Data supplied »
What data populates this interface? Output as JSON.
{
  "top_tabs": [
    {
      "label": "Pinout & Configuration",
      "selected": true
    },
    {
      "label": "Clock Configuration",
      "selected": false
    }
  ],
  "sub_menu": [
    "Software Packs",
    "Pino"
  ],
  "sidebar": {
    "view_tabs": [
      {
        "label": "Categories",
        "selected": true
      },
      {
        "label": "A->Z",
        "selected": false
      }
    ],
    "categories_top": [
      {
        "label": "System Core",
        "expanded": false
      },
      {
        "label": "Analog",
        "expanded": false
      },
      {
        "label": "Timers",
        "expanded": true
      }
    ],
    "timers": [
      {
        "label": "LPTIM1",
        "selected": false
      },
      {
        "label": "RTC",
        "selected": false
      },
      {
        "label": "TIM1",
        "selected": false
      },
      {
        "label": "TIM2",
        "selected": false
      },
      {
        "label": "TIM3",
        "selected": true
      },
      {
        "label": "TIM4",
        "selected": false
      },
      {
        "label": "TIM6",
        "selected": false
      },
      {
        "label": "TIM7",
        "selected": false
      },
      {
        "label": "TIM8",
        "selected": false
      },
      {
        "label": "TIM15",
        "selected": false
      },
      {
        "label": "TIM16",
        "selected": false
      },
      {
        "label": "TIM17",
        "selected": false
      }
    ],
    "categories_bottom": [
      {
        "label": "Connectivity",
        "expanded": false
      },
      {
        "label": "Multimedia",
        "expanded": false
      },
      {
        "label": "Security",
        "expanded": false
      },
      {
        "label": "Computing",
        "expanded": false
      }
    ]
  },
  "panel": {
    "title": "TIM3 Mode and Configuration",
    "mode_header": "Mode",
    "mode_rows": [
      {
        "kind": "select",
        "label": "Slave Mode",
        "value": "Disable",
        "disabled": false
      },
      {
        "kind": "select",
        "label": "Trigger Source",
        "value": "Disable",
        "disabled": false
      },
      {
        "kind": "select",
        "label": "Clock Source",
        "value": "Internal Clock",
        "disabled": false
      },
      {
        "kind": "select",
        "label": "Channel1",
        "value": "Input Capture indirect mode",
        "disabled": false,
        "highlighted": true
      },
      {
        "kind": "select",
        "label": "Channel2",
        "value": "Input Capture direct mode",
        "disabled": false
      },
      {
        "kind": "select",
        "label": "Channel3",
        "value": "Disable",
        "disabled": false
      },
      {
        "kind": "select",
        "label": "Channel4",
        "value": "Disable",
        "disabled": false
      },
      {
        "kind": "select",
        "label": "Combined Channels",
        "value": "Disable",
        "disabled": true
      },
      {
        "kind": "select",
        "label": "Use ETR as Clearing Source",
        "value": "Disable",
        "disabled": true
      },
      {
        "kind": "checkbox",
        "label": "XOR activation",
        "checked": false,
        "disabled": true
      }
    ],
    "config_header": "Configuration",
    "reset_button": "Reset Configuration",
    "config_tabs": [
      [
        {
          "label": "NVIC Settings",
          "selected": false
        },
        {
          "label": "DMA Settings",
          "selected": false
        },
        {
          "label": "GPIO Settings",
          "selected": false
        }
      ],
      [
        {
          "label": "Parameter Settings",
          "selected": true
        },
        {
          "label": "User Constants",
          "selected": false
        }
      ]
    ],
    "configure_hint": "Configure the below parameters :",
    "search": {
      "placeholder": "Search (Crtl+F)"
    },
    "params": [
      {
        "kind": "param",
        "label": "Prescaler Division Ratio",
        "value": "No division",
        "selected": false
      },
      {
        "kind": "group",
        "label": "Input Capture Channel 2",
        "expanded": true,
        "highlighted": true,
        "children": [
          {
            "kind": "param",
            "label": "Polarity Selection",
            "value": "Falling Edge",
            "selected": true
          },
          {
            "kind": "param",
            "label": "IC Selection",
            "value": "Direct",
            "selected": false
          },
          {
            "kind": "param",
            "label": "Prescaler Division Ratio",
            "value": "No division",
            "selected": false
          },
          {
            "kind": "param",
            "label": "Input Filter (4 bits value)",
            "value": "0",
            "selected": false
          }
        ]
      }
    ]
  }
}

Aim of the task »
Using the listing above, return all lines where the word "highlighted" occurs.

Exercise result »
        "highlighted": true
        "highlighted": true,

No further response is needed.